* START Data shown *

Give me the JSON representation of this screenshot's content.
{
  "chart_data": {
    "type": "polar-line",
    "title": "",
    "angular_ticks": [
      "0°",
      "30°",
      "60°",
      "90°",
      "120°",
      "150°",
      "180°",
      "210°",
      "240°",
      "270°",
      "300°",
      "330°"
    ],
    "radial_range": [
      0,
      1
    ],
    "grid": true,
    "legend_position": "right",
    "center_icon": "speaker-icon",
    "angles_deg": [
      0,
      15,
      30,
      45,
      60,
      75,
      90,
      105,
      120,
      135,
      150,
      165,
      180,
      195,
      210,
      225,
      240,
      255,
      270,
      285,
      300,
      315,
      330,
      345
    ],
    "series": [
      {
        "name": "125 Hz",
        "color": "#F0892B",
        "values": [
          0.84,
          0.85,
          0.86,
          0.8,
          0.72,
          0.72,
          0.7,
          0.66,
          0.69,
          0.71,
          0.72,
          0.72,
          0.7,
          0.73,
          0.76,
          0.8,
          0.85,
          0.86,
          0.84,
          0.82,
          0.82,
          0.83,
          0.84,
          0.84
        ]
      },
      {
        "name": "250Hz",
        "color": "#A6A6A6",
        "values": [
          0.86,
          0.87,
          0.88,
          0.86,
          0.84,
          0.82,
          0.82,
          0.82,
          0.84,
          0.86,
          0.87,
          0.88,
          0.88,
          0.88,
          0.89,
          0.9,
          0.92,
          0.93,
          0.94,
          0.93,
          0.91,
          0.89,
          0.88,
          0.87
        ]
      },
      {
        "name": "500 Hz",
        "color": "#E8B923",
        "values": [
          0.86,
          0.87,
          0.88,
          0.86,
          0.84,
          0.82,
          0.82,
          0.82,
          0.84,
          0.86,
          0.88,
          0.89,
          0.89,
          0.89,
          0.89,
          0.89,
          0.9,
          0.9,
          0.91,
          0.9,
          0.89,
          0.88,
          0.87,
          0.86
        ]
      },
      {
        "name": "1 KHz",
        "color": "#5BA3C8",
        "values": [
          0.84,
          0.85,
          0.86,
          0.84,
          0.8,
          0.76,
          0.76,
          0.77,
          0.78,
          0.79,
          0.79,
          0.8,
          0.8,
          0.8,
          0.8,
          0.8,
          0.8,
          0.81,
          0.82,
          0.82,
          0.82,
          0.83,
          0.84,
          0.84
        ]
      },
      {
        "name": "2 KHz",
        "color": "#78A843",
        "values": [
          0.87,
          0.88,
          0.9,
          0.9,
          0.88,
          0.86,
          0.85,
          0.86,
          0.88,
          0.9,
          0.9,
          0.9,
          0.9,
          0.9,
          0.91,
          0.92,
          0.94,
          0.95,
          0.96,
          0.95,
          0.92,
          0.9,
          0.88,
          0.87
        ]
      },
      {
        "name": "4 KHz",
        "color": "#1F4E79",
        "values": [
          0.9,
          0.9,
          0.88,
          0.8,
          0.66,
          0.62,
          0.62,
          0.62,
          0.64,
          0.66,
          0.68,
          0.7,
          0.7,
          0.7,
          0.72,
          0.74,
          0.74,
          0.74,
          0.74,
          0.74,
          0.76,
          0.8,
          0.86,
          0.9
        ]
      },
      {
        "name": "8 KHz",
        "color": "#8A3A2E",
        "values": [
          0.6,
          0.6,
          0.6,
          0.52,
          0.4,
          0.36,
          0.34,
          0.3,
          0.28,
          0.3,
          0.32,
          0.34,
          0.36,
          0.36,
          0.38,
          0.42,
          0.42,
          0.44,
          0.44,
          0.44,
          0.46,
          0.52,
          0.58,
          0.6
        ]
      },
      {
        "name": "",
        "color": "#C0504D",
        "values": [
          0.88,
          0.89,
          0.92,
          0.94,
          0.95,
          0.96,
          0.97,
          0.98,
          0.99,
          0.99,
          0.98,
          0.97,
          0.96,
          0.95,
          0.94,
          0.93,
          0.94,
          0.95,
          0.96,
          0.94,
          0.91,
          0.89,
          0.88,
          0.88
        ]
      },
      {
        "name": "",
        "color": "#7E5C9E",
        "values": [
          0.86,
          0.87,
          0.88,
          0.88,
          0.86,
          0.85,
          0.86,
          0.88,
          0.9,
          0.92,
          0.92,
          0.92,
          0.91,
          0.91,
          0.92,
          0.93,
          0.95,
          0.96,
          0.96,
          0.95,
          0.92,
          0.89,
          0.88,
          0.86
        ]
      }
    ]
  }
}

* END Data shown *

Problem to work on: Retype the material in full, character for character.

Result of this exercise:
Give me the JSON representation of this screenshot's content.
{
  "chart_data": {
    "type": "polar-line",
    "title": "",
    "angular_ticks": [
      "0°",
      "30°",
      "60°",
      "90°",
      "120°",
      "150°",
      "180°",
      "210°",
      "240°",
      "270°",
      "300°",
      "330°"
    ],
    "radial_range": [
      0,
      1
    ],
    "grid": true,
    "legend_position": "right",
    "center_icon": "speaker-icon",
    "angles_deg": [
      0,
      15,
      30,
      45,
      60,
      75,
      90,
      105,
      120,
      135,
      150,
      165,
      180,
      195,
      210,
      225,
      240,
      255,
      270,
      285,
      300,
      315,
      330,
      345
    ],
    "series": [
      {
        "name": "125 Hz",
        "color": "#F0892B",
        "values": [
          0.84,
          0.85,
          0.86,
          0.8,
          0.72,
          0.72,
          0.7,
          0.66,
          0.69,
          0.71,
          0.72,
          0.72,
          0.7,
          0.73,
          0.76,
          0.8,
          0.85,
          0.86,
          0.84,
          0.82,
          0.82,
          0.83,
          0.84,
          0.84
        ]
      },
      {
        "name": "250Hz",
        "color": "#A6A6A6",
        "values": [
          0.86,
          0.87,
          0.88,
          0.86,
          0.84,
          0.82,
          0.82,
          0.82,
          0.84,
          0.86,
          0.87,
          0.88,
          0.88,
          0.88,
          0.89,
          0.9,
          0.92,
          0.93,
          0.94,
          0.93,
          0.91,
          0.89,
          0.88,
          0.87
        ]
      },
      {
        "name": "500 Hz",
        "color": "#E8B923",
        "values": [
          0.86,
          0.87,
          0.88,
          0.86,
          0.84,
          0.82,
          0.82,
          0.82,
          0.84,
          0.86,
          0.88,
          0.89,
          0.89,
          0.89,
          0.89,
          0.89,
          0.9,
          0.9,
          0.91,
          0.9,
          0.89,
          0.88,
          0.87,
          0.86
        ]
      },
      {
        "name": "1 KHz",
        "color": "#5BA3C8",
        "values": [
          0.84,
          0.85,
          0.86,
          0.84,
          0.8,
          0.76,
          0.76,
          0.77,
          0.78,
          0.79,
          0.79,
          0.8,
          0.8,
          0.8,
          0.8,
          0.8,
          0.8,
          0.81,
          0.82,
          0.82,
          0.82,
          0.83,
          0.84,
          0.84
        ]
      },
      {
        "name": "2 KHz",
        "color": "#78A843",
        "values": [
          0.87,
          0.88,
          0.9,
          0.9,
          0.88,
          0.86,
          0.85,
          0.86,
          0.88,
          0.9,
          0.9,
          0.9,
          0.9,
          0.9,
          0.91,
          0.92,
          0.94,
          0.95,
          0.96,
          0.95,
          0.92,
          0.9,
          0.88,
          0.87
        ]
      },
      {
        "name": "4 KHz",
        "color": "#1F4E79",
        "values": [
          0.9,
          0.9,
          0.88,
          0.8,
          0.66,
          0.62,
          0.62,
          0.62,
          0.64,
          0.66,
          0.68,
          0.7,
          0.7,
          0.7,
          0.72,
          0.74,
          0.74,
          0.74,
          0.74,
          0.74,
          0.76,
          0.8,
          0.86,
          0.9
        ]
      },
      {
        "name": "8 KHz",
        "color": "#8A3A2E",
        "values": [
          0.6,
          0.6,
          0.6,
          0.52,
          0.4,
          0.36,
          0.34,
          0.3,
          0.28,
          0.3,
          0.32,
          0.34,
          0.36,
          0.36,
          0.38,
          0.42,
          0.42,
          0.44,
          0.44,
          0.44,
          0.46,
          0.52,
          0.58,
          0.6
        ]
      },
      {
        "name": "",
        "color": "#C0504D",
        "values": [
          0.88,
          0.89,
          0.92,
          0.94,
          0.95,
          0.96,
          0.97,
          0.98,
          0.99,
          0.99,
          0.98,
          0.97,
          0.96,
          0.95,
          0.94,
          0.93,
          0.94,
          0.95,
          0.96,
          0.94,
          0.91,
          0.89,
          0.88,
          0.88
        ]
      },
      {
        "name": "",
        "color": "#7E5C9E",
        "values": [
          0.86,
          0.87,
          0.88,
          0.88,
          0.86,
          0.85,
          0.86,
          0.88,
          0.9,
          0.92,
          0.92,
          0.92,
          0.91,
          0.91,
          0.92,
          0.93,
          0.95,
          0.96,
          0.96,
          0.95,
          0.92,
          0.89,
          0.88,
          0.86
        ]
      }
    ]
  }
}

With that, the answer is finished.